● **PROBLEM TO SOLVE**:
Print out the material that follows word for word.

● **GIVEN RECORDS**:
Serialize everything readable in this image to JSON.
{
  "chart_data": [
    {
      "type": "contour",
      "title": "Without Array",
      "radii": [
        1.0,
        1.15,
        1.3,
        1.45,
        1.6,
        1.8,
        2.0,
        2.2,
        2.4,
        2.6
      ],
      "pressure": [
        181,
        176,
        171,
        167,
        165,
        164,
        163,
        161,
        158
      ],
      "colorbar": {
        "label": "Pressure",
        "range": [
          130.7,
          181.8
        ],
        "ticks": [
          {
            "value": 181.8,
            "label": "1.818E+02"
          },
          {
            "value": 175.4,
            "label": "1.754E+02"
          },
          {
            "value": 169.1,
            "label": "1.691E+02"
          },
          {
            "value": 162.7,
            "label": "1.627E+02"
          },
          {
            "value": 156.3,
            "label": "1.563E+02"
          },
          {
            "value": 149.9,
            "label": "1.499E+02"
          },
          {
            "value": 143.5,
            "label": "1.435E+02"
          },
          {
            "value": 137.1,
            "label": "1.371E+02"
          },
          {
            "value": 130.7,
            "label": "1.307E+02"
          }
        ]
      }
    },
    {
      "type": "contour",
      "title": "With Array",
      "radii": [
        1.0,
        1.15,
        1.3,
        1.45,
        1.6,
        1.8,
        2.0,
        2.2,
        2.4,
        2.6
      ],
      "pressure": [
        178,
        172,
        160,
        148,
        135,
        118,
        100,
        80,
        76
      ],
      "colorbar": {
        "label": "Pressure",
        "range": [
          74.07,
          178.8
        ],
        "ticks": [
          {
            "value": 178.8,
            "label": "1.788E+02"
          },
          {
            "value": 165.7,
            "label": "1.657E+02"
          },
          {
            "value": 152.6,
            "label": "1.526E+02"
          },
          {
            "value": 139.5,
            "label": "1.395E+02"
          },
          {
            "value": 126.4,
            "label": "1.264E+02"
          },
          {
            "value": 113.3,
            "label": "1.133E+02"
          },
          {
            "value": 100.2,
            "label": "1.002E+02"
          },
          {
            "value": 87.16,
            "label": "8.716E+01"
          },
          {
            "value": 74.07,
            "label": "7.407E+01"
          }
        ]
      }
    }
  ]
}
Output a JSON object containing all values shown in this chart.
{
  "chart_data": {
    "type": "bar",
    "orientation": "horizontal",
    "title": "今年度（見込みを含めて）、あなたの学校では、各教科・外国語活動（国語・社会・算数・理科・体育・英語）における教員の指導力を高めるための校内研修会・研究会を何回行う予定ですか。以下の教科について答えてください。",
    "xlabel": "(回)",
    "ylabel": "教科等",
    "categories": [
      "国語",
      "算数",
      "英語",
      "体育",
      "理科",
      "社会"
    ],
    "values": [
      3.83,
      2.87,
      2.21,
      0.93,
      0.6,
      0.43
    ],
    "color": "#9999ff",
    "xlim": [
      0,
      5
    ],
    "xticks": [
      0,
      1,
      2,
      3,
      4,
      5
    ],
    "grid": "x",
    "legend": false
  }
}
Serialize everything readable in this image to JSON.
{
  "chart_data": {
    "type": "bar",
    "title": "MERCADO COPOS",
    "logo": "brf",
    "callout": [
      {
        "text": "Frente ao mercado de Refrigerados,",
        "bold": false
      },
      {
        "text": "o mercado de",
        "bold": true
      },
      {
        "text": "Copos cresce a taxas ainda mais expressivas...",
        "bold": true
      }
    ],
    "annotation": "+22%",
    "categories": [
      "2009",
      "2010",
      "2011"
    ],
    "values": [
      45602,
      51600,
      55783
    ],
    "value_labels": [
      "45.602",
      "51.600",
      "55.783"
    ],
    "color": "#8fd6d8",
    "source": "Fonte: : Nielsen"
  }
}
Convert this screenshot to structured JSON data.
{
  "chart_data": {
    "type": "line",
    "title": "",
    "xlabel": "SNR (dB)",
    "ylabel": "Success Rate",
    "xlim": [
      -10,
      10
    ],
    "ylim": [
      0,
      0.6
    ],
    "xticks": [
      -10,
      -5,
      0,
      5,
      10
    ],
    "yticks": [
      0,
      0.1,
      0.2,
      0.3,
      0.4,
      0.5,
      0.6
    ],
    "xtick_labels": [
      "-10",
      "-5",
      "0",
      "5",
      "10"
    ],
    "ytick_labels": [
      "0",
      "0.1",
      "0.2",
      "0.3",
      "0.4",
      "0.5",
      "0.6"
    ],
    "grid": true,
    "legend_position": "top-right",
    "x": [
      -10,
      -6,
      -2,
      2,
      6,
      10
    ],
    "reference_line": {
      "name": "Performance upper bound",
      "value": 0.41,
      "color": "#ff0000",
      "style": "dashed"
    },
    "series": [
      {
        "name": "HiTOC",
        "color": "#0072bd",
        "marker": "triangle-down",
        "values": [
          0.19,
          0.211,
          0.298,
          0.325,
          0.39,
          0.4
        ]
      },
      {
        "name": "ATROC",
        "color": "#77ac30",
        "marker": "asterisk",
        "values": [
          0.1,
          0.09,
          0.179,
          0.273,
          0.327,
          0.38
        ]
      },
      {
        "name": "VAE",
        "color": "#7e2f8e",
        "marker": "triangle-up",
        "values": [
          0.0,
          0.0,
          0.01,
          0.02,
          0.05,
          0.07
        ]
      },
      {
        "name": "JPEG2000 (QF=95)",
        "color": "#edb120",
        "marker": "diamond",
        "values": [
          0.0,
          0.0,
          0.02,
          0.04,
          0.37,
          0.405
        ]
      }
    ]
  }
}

● **EXERCISE OUTPUT**:
Serialize everything readable in this image to JSON.
{
  "chart_data": [
    {
      "type": "contour",
      "title": "Without Array",
      "radii": [
        1.0,
        1.15,
        1.3,
        1.45,
        1.6,
        1.8,
        2.0,
        2.2,
        2.4,
        2.6
      ],
      "pressure": [
        181,
        176,
        171,
        167,
        165,
        164,
        163,
        161,
        158
      ],
      "colorbar": {
        "label": "Pressure",
        "range": [
          130.7,
          181.8
        ],
        "ticks": [
          {
            "value": 181.8,
            "label": "1.818E+02"
          },
          {
            "value": 175.4,
            "label": "1.754E+02"
          },
          {
            "value": 169.1,
            "label": "1.691E+02"
          },
          {
            "value": 162.7,
            "label": "1.627E+02"
          },
          {
            "value": 156.3,
            "label": "1.563E+02"
          },
          {
            "value": 149.9,
            "label": "1.499E+02"
          },
          {
            "value": 143.5,
            "label": "1.435E+02"
          },
          {
            "value": 137.1,
            "label": "1.371E+02"
          },
          {
            "value": 130.7,
            "label": "1.307E+02"
          }
        ]
      }
    },
    {
      "type": "contour",
      "title": "With Array",
      "radii": [
        1.0,
        1.15,
        1.3,
        1.45,
        1.6,
        1.8,
        2.0,
        2.2,
        2.4,
        2.6
      ],
      "pressure": [
        178,
        172,
        160,
        148,
        135,
        118,
        100,
        80,
        76
      ],
      "colorbar": {
        "label": "Pressure",
        "range": [
          74.07,
          178.8
        ],
        "ticks": [
          {
            "value": 178.8,
            "label": "1.788E+02"
          },
          {
            "value": 165.7,
            "label": "1.657E+02"
          },
          {
            "value": 152.6,
            "label": "1.526E+02"
          },
          {
            "value": 139.5,
            "label": "1.395E+02"
          },
          {
            "value": 126.4,
            "label": "1.264E+02"
          },
          {
            "value": 113.3,
            "label": "1.133E+02"
          },
          {
            "value": 100.2,
            "label": "1.002E+02"
          },
          {
            "value": 87.16,
            "label": "8.716E+01"
          },
          {
            "value": 74.07,
            "label": "7.407E+01"
          }
        ]
      }
    }
  ]
}
Output a JSON object containing all values shown in this chart.
{
  "chart_data": {
    "type": "bar",
    "orientation": "horizontal",
    "title": "今年度（見込みを含めて）、あなたの学校では、各教科・外国語活動（国語・社会・算数・理科・体育・英語）における教員の指導力を高めるための校内研修会・研究会を何回行う予定ですか。以下の教科について答えてください。",
    "xlabel": "(回)",
    "ylabel": "教科等",
    "categories": [
      "国語",
      "算数",
      "英語",
      "体育",
      "理科",
      "社会"
    ],
    "values": [
      3.83,
      2.87,
      2.21,
      0.93,
      0.6,
      0.43
    ],
    "color": "#9999ff",
    "xlim": [
      0,
      5
    ],
    "xticks": [
      0,
      1,
      2,
      3,
      4,
      5
    ],
    "grid": "x",
    "legend": false
  }
}
Serialize everything readable in this image to JSON.
{
  "chart_data": {
    "type": "bar",
    "title": "MERCADO COPOS",
    "logo": "brf",
    "callout": [
      {
        "text": "Frente ao mercado de Refrigerados,",
        "bold": false
      },
      {
        "text": "o mercado de",
        "bold": true
      },
      {
        "text": "Copos cresce a taxas ainda mais expressivas...",
        "bold": true
      }
    ],
    "annotation": "+22%",
    "categories": [
      "2009",
      "2010",
      "2011"
    ],
    "values": [
      45602,
      51600,
      55783
    ],
    "value_labels": [
      "45.602",
      "51.600",
      "55.783"
    ],
    "color": "#8fd6d8",
    "source": "Fonte: : Nielsen"
  }
}
Convert this screenshot to structured JSON data.
{
  "chart_data": {
    "type": "line",
    "title": "",
    "xlabel": "SNR (dB)",
    "ylabel": "Success Rate",
    "xlim": [
      -10,
      10
    ],
    "ylim": [
      0,
      0.6
    ],
    "xticks": [
      -10,
      -5,
      0,
      5,
      10
    ],
    "yticks": [
      0,
      0.1,
      0.2,
      0.3,
      0.4,
      0.5,
      0.6
    ],
    "xtick_labels": [
      "-10",
      "-5",
      "0",
      "5",
      "10"
    ],
    "ytick_labels": [
      "0",
      "0.1",
      "0.2",
      "0.3",
      "0.4",
      "0.5",
      "0.6"
    ],
    "grid": true,
    "legend_position": "top-right",
    "x": [
      -10,
      -6,
      -2,
      2,
      6,
      10
    ],
    "reference_line": {
      "name": "Performance upper bound",
      "value": 0.41,
      "color": "#ff0000",
      "style": "dashed"
    },
    "series": [
      {
        "name": "HiTOC",
        "color": "#0072bd",
        "marker": "triangle-down",
        "values": [
          0.19,
          0.211,
          0.298,
          0.325,
          0.39,
          0.4
        ]
      },
      {
        "name": "ATROC",
        "color": "#77ac30",
        "marker": "asterisk",
        "values": [
          0.1,
          0.09,
          0.179,
          0.273,
          0.327,
          0.38
        ]
      },
      {
        "name": "VAE",
        "color": "#7e2f8e",
        "marker": "triangle-up",
        "values": [
          0.0,
          0.0,
          0.01,
          0.02,
          0.05,
          0.07
        ]
      },
      {
        "name": "JPEG2000 (QF=95)",
        "color": "#edb120",
        "marker": "diamond",
        "values": [
          0.0,
          0.0,
          0.02,
          0.04,
          0.37,
          0.405
        ]
      }
    ]
  }
}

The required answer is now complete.